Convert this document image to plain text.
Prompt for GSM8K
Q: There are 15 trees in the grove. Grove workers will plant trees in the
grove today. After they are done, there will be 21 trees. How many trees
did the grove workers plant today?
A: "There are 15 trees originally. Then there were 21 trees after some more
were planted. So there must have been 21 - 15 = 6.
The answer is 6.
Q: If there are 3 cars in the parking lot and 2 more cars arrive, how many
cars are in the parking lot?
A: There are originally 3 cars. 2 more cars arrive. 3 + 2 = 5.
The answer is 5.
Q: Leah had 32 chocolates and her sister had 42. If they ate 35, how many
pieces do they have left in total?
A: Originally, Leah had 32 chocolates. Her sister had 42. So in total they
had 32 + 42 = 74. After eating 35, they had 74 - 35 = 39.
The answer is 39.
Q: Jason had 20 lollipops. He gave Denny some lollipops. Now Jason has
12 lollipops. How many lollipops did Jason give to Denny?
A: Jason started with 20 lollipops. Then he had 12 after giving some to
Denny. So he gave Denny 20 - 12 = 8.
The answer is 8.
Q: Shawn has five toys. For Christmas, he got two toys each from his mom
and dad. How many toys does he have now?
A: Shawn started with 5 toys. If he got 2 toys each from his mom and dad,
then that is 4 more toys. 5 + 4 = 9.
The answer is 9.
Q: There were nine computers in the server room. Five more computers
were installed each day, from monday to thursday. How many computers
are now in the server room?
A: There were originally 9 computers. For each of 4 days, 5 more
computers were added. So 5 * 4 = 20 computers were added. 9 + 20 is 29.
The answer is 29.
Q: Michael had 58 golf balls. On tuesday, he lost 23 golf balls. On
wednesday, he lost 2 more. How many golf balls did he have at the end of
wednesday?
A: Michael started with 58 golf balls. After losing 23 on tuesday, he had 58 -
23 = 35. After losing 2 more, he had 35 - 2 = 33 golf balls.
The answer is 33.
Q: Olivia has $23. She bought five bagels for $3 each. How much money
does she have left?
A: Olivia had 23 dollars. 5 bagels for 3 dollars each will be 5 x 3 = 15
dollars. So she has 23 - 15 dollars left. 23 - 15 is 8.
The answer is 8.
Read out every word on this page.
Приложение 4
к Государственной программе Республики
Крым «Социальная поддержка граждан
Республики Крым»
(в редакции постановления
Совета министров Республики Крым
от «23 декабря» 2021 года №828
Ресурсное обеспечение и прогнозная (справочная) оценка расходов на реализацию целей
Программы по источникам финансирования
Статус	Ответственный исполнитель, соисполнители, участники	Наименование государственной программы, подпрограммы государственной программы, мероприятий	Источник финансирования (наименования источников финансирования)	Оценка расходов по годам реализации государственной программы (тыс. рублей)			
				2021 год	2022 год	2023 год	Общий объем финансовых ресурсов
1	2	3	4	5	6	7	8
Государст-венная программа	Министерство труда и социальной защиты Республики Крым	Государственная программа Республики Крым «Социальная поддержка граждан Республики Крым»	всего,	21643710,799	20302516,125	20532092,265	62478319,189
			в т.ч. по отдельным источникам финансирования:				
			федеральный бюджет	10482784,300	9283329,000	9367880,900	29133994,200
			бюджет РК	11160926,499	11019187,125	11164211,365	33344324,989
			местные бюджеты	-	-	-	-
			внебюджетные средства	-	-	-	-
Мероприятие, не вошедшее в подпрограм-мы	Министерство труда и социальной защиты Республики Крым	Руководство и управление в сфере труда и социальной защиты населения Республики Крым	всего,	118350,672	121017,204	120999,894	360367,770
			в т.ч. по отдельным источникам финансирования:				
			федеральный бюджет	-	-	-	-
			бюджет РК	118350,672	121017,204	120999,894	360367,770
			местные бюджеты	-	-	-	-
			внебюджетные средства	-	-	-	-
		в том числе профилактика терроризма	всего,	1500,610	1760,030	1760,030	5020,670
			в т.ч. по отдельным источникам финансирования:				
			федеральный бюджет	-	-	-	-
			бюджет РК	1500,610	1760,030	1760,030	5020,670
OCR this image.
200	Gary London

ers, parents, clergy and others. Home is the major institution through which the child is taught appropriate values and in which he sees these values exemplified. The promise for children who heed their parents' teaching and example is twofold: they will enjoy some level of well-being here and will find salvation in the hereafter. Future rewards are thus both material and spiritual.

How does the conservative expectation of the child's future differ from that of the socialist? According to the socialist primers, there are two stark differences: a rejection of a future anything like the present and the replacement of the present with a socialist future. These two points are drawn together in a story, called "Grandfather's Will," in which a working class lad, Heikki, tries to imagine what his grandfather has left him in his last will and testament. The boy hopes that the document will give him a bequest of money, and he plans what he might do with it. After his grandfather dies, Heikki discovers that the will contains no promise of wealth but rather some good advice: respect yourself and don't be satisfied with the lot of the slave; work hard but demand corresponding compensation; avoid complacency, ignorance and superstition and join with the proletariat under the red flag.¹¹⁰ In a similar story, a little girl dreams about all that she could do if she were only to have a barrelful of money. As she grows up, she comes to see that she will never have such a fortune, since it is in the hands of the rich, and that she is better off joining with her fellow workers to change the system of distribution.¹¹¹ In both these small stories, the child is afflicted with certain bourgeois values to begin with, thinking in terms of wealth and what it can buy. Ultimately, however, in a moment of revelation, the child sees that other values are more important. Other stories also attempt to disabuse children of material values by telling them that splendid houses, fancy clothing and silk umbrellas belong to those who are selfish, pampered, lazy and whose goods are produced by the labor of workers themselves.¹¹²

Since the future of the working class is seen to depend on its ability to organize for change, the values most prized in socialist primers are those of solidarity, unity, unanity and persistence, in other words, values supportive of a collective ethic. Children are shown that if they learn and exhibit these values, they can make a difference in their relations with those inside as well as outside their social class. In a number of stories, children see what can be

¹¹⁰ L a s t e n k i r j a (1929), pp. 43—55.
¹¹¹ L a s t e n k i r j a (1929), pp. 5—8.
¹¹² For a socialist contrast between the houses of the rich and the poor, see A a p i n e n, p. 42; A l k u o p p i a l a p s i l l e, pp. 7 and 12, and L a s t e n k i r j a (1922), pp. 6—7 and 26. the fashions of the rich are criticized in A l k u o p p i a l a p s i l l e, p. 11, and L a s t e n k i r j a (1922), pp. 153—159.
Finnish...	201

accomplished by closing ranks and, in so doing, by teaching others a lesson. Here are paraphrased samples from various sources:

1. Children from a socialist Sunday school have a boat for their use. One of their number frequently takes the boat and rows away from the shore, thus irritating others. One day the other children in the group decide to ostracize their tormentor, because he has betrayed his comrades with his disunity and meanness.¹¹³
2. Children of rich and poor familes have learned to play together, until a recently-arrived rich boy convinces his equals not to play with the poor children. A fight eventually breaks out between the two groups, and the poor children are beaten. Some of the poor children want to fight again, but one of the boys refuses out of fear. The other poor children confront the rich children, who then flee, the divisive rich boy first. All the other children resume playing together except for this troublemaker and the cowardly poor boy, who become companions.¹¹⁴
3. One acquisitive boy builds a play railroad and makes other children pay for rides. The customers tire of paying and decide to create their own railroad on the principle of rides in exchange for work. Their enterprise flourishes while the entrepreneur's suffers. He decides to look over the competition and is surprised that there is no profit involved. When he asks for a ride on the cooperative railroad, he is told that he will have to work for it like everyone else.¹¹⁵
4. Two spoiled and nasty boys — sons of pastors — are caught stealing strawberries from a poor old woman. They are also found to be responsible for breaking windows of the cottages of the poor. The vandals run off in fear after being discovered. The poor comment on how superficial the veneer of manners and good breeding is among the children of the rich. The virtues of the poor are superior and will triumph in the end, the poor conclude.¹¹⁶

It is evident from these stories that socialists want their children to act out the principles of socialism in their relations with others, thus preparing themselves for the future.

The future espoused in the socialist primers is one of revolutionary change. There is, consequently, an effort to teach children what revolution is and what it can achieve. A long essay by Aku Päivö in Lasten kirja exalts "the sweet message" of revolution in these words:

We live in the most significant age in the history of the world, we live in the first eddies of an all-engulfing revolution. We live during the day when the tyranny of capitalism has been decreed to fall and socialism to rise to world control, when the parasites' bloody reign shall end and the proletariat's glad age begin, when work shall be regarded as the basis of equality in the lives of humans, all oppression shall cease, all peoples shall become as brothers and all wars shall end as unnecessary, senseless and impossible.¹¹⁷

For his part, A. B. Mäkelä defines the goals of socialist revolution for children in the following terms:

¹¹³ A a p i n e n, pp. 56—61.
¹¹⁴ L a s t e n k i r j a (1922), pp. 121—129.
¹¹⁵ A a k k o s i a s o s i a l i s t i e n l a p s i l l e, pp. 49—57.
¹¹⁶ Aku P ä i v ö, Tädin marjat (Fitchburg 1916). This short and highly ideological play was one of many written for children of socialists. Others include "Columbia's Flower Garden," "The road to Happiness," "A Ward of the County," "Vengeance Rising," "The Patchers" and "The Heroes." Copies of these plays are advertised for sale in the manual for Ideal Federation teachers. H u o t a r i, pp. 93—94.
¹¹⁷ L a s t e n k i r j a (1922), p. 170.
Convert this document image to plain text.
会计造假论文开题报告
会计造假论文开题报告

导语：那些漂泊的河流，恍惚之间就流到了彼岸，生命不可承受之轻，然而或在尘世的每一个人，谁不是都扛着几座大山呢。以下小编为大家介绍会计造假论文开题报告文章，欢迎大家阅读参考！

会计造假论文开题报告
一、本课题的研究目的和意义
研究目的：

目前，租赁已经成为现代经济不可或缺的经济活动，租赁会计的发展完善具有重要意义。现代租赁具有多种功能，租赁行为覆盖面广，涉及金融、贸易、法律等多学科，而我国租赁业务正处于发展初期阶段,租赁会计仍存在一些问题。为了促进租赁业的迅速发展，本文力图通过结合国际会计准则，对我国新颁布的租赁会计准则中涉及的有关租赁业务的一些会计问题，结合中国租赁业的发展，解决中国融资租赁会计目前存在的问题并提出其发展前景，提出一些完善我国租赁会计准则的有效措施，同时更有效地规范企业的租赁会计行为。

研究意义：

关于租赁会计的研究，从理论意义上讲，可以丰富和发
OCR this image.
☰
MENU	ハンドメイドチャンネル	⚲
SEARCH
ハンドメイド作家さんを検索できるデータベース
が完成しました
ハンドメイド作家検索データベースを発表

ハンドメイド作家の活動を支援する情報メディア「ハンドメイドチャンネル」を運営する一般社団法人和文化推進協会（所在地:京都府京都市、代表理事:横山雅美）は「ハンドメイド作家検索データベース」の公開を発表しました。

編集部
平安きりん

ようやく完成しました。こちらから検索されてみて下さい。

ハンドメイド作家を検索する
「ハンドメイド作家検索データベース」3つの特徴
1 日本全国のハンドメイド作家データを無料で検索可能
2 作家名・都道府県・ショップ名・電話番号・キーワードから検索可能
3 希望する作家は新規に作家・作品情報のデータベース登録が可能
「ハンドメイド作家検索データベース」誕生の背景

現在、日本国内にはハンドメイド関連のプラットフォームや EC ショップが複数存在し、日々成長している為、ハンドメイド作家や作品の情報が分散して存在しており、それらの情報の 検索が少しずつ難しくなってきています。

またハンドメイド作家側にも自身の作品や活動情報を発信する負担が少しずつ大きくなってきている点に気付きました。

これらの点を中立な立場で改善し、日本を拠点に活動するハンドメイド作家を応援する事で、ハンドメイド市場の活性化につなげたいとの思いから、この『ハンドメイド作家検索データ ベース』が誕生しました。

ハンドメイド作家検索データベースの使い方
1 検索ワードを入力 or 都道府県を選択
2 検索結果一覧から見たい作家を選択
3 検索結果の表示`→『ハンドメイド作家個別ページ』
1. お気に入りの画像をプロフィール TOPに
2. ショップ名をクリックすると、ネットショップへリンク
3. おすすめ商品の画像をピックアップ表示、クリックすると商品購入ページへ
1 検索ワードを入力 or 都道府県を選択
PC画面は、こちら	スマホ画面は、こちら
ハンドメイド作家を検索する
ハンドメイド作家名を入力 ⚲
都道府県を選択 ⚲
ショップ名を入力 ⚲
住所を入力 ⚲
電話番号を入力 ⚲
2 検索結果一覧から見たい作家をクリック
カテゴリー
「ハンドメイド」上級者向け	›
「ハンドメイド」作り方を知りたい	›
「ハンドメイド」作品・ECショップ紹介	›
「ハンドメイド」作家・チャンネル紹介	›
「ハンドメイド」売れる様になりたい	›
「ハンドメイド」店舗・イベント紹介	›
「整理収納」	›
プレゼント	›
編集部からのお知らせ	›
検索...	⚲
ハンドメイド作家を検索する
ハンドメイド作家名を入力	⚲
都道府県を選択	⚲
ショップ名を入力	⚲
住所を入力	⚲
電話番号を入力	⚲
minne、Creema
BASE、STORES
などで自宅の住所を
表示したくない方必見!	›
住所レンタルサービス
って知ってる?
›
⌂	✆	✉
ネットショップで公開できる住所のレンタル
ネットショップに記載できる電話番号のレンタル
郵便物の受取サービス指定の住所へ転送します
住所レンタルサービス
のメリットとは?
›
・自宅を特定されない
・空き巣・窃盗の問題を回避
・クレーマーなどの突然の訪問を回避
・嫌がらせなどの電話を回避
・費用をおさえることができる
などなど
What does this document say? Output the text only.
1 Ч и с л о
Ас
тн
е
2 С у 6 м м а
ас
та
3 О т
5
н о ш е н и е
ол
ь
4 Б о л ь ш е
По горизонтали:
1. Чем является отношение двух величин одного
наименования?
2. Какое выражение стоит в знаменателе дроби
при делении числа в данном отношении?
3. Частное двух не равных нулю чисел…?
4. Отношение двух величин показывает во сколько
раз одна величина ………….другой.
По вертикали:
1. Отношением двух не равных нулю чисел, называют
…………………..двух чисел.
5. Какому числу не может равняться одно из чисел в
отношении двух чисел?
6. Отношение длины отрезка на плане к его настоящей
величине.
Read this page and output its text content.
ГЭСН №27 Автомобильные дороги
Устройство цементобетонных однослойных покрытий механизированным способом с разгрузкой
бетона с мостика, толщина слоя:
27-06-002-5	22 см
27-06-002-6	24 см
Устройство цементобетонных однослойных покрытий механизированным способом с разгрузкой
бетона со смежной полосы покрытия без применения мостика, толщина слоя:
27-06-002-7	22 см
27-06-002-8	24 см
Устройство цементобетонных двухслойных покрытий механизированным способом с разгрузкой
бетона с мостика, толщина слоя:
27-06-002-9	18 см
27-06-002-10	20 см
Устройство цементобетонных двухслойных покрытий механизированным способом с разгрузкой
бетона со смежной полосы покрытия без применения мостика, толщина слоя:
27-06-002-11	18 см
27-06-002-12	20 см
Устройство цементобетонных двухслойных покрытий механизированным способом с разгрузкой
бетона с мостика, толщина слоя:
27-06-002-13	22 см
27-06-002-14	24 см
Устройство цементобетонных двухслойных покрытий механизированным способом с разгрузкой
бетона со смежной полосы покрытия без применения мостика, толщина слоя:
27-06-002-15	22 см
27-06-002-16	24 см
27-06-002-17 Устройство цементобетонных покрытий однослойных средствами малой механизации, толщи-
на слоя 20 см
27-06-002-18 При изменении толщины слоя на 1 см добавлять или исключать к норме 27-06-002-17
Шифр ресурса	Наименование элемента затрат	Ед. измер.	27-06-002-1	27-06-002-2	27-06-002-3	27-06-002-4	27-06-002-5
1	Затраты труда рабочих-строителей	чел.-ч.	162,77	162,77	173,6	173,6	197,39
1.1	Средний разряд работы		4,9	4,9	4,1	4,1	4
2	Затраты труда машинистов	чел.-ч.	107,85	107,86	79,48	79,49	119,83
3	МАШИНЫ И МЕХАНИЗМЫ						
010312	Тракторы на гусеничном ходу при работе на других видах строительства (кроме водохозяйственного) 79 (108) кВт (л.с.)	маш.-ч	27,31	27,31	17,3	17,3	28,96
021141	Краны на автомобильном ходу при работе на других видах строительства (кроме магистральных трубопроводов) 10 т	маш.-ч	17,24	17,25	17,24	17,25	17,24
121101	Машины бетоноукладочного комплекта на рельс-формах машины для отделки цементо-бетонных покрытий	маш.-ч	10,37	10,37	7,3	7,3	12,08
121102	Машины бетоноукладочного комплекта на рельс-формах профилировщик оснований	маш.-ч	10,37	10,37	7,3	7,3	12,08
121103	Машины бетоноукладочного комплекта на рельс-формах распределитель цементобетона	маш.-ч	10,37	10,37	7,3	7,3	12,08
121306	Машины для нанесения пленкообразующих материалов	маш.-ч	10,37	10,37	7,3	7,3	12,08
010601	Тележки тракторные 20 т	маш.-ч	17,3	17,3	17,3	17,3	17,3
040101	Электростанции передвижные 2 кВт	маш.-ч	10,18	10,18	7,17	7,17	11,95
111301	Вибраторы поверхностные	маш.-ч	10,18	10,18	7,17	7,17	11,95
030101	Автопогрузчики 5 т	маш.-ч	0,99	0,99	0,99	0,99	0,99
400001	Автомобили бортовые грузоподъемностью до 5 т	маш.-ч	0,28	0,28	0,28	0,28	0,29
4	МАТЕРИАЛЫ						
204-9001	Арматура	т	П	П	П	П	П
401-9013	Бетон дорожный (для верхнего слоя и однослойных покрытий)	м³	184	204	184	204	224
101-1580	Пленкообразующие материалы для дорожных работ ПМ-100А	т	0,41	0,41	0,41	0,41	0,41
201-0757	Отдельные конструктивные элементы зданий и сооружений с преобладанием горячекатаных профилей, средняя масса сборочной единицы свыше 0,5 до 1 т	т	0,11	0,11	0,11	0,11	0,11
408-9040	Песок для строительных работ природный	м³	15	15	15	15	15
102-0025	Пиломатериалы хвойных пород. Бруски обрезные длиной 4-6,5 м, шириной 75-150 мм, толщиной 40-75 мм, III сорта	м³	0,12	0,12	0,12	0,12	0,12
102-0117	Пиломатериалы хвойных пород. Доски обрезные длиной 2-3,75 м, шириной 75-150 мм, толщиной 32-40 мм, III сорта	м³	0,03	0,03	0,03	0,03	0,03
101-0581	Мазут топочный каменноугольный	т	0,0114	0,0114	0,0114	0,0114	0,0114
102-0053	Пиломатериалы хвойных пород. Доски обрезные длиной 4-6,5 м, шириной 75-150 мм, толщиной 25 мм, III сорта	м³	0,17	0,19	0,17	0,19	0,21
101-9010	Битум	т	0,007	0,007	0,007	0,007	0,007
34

* PROBLEM TO SOLVE *
Scan the data above and copy every line with "poor" in it.

* WRITTEN SOLUTION *
¹¹² For a socialist contrast between the houses of the rich and the poor, see A a p i n e n, p. 42; A l k u o p p i a l a p s i l l e, pp. 7 and 12, and L a s t e n k i r j a (1922), pp. 6—7 and 26. the fashions of the rich are criticized in A l k u o p p i a l a p s i l l e, p. 11, and L a s t e n k i r j a (1922), pp. 153—159.
2. Children of rich and poor familes have learned to play together, until a recently-arrived rich boy convinces his equals not to play with the poor children. A fight eventually breaks out between the two groups, and the poor children are beaten. Some of the poor children want to fight again, but one of the boys refuses out of fear. The other poor children confront the rich children, who then flee, the divisive rich boy first. All the other children resume playing together except for this troublemaker and the cowardly poor boy, who become companions.¹¹⁴
4. Two spoiled and nasty boys — sons of pastors — are caught stealing strawberries from a poor old woman. They are also found to be responsible for breaking windows of the cottages of the poor. The vandals run off in fear after being discovered. The poor comment on how superficial the veneer of manners and good breeding is among the children of the rich. The virtues of the poor are superior and will triumph in the end, the poor conclude.¹¹⁶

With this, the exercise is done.